AIM OF THE EXERCISE = The data below is to be returned in full and exactly.

## Begin DATASET

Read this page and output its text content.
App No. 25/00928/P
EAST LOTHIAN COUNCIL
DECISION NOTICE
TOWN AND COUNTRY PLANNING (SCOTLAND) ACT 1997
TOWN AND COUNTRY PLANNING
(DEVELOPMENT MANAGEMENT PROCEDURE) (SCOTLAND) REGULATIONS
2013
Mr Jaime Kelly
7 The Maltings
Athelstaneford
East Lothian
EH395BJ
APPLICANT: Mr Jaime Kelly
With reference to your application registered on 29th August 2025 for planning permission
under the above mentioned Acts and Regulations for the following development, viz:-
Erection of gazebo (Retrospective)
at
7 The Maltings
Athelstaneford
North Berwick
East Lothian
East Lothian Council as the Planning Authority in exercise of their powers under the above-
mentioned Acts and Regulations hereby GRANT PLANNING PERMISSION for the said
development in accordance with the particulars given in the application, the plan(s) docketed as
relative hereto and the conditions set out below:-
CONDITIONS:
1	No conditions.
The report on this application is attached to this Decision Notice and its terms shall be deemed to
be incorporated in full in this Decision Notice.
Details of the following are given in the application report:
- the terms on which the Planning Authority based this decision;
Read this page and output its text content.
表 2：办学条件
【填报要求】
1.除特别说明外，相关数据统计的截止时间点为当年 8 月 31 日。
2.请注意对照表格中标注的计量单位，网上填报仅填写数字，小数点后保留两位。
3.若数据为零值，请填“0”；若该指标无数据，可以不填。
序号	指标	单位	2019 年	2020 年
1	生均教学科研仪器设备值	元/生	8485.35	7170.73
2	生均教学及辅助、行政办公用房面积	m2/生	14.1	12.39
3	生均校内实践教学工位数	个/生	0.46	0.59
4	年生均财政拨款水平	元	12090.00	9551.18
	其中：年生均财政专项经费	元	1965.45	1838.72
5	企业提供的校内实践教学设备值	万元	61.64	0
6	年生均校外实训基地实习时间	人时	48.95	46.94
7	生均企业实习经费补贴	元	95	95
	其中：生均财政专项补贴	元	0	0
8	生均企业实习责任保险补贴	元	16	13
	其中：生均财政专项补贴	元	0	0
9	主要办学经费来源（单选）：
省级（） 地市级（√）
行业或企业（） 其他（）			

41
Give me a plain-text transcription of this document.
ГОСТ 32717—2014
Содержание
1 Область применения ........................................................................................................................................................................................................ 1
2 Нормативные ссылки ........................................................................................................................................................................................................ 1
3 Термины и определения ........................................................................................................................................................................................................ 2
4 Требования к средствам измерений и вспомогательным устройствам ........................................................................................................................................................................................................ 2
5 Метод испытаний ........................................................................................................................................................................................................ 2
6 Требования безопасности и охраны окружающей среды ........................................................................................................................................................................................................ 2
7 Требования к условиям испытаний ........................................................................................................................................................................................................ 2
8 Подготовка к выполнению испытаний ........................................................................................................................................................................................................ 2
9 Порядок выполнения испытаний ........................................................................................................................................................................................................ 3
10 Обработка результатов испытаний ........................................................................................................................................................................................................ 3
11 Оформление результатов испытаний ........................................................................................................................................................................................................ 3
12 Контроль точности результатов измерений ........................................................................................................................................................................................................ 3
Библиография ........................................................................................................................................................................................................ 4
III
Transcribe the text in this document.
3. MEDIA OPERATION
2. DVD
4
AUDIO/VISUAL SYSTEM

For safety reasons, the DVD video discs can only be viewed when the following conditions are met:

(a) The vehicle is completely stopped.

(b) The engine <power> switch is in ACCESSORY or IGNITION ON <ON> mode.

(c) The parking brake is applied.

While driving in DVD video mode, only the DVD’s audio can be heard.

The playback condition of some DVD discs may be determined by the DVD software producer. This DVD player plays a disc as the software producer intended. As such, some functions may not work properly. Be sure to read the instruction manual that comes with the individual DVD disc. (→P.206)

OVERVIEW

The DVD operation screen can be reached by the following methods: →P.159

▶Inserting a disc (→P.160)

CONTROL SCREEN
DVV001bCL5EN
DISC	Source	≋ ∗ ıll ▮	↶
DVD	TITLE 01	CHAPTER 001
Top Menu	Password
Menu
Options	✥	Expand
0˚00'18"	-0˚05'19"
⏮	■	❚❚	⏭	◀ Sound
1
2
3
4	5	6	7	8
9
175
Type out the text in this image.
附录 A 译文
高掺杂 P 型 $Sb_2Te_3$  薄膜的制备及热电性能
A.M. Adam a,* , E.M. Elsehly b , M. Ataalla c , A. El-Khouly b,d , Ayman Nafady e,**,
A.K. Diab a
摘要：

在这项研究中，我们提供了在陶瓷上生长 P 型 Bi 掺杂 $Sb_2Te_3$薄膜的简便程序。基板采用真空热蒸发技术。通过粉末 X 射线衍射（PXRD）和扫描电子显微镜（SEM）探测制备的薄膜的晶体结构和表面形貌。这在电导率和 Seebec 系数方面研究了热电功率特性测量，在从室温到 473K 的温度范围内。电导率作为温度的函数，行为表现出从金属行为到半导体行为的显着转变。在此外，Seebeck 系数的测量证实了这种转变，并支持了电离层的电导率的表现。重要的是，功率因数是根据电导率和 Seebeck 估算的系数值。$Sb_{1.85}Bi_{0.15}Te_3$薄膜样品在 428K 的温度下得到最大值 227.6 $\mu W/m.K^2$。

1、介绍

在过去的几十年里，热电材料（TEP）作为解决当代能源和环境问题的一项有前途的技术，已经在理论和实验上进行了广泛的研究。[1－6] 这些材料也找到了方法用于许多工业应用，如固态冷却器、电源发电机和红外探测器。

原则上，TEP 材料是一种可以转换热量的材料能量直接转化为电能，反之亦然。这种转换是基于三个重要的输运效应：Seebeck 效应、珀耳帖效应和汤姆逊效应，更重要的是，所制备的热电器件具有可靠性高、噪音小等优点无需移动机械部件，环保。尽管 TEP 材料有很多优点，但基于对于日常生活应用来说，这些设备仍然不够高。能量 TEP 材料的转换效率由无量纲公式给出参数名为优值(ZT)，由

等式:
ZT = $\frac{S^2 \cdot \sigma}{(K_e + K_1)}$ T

## End DATASET

TASK SOLUTION =
Read this page and output its text content.
App No. 25/00928/P
EAST LOTHIAN COUNCIL
DECISION NOTICE
TOWN AND COUNTRY PLANNING (SCOTLAND) ACT 1997
TOWN AND COUNTRY PLANNING
(DEVELOPMENT MANAGEMENT PROCEDURE) (SCOTLAND) REGULATIONS
2013
Mr Jaime Kelly
7 The Maltings
Athelstaneford
East Lothian
EH395BJ
APPLICANT: Mr Jaime Kelly
With reference to your application registered on 29th August 2025 for planning permission
under the above mentioned Acts and Regulations for the following development, viz:-
Erection of gazebo (Retrospective)
at
7 The Maltings
Athelstaneford
North Berwick
East Lothian
East Lothian Council as the Planning Authority in exercise of their powers under the above-
mentioned Acts and Regulations hereby GRANT PLANNING PERMISSION for the said
development in accordance with the particulars given in the application, the plan(s) docketed as
relative hereto and the conditions set out below:-
CONDITIONS:
1	No conditions.
The report on this application is attached to this Decision Notice and its terms shall be deemed to
be incorporated in full in this Decision Notice.
Details of the following are given in the application report:
- the terms on which the Planning Authority based this decision;
Read this page and output its text content.
表 2：办学条件
【填报要求】
1.除特别说明外，相关数据统计的截止时间点为当年 8 月 31 日。
2.请注意对照表格中标注的计量单位，网上填报仅填写数字，小数点后保留两位。
3.若数据为零值，请填“0”；若该指标无数据，可以不填。
序号	指标	单位	2019 年	2020 年
1	生均教学科研仪器设备值	元/生	8485.35	7170.73
2	生均教学及辅助、行政办公用房面积	m2/生	14.1	12.39
3	生均校内实践教学工位数	个/生	0.46	0.59
4	年生均财政拨款水平	元	12090.00	9551.18
	其中：年生均财政专项经费	元	1965.45	1838.72
5	企业提供的校内实践教学设备值	万元	61.64	0
6	年生均校外实训基地实习时间	人时	48.95	46.94
7	生均企业实习经费补贴	元	95	95
	其中：生均财政专项补贴	元	0	0
8	生均企业实习责任保险补贴	元	16	13
	其中：生均财政专项补贴	元	0	0
9	主要办学经费来源（单选）：
省级（） 地市级（√）
行业或企业（） 其他（）			

41
Give me a plain-text transcription of this document.
ГОСТ 32717—2014
Содержание
1 Область применения ........................................................................................................................................................................................................ 1
2 Нормативные ссылки ........................................................................................................................................................................................................ 1
3 Термины и определения ........................................................................................................................................................................................................ 2
4 Требования к средствам измерений и вспомогательным устройствам ........................................................................................................................................................................................................ 2
5 Метод испытаний ........................................................................................................................................................................................................ 2
6 Требования безопасности и охраны окружающей среды ........................................................................................................................................................................................................ 2
7 Требования к условиям испытаний ........................................................................................................................................................................................................ 2
8 Подготовка к выполнению испытаний ........................................................................................................................................................................................................ 2
9 Порядок выполнения испытаний ........................................................................................................................................................................................................ 3
10 Обработка результатов испытаний ........................................................................................................................................................................................................ 3
11 Оформление результатов испытаний ........................................................................................................................................................................................................ 3
12 Контроль точности результатов измерений ........................................................................................................................................................................................................ 3
Библиография ........................................................................................................................................................................................................ 4
III
Transcribe the text in this document.
3. MEDIA OPERATION
2. DVD
4
AUDIO/VISUAL SYSTEM

For safety reasons, the DVD video discs can only be viewed when the following conditions are met:

(a) The vehicle is completely stopped.

(b) The engine <power> switch is in ACCESSORY or IGNITION ON <ON> mode.

(c) The parking brake is applied.

While driving in DVD video mode, only the DVD’s audio can be heard.

The playback condition of some DVD discs may be determined by the DVD software producer. This DVD player plays a disc as the software producer intended. As such, some functions may not work properly. Be sure to read the instruction manual that comes with the individual DVD disc. (→P.206)

OVERVIEW

The DVD operation screen can be reached by the following methods: →P.159

▶Inserting a disc (→P.160)

CONTROL SCREEN
DVV001bCL5EN
DISC	Source	≋ ∗ ıll ▮	↶
DVD	TITLE 01	CHAPTER 001
Top Menu	Password
Menu
Options	✥	Expand
0˚00'18"	-0˚05'19"
⏮	■	❚❚	⏭	◀ Sound
1
2
3
4	5	6	7	8
9
175
Type out the text in this image.
附录 A 译文
高掺杂 P 型 $Sb_2Te_3$  薄膜的制备及热电性能
A.M. Adam a,* , E.M. Elsehly b , M. Ataalla c , A. El-Khouly b,d , Ayman Nafady e,**,
A.K. Diab a
摘要：

在这项研究中，我们提供了在陶瓷上生长 P 型 Bi 掺杂 $Sb_2Te_3$薄膜的简便程序。基板采用真空热蒸发技术。通过粉末 X 射线衍射（PXRD）和扫描电子显微镜（SEM）探测制备的薄膜的晶体结构和表面形貌。这在电导率和 Seebec 系数方面研究了热电功率特性测量，在从室温到 473K 的温度范围内。电导率作为温度的函数，行为表现出从金属行为到半导体行为的显着转变。在此外，Seebeck 系数的测量证实了这种转变，并支持了电离层的电导率的表现。重要的是，功率因数是根据电导率和 Seebeck 估算的系数值。$Sb_{1.85}Bi_{0.15}Te_3$薄膜样品在 428K 的温度下得到最大值 227.6 $\mu W/m.K^2$。

1、介绍

在过去的几十年里，热电材料（TEP）作为解决当代能源和环境问题的一项有前途的技术，已经在理论和实验上进行了广泛的研究。[1－6] 这些材料也找到了方法用于许多工业应用，如固态冷却器、电源发电机和红外探测器。

原则上，TEP 材料是一种可以转换热量的材料能量直接转化为电能，反之亦然。这种转换是基于三个重要的输运效应：Seebeck 效应、珀耳帖效应和汤姆逊效应，更重要的是，所制备的热电器件具有可靠性高、噪音小等优点无需移动机械部件，环保。尽管 TEP 材料有很多优点，但基于对于日常生活应用来说，这些设备仍然不够高。能量 TEP 材料的转换效率由无量纲公式给出参数名为优值(ZT)，由

等式:
ZT = $\frac{S^2 \cdot \sigma}{(K_e + K_1)}$ T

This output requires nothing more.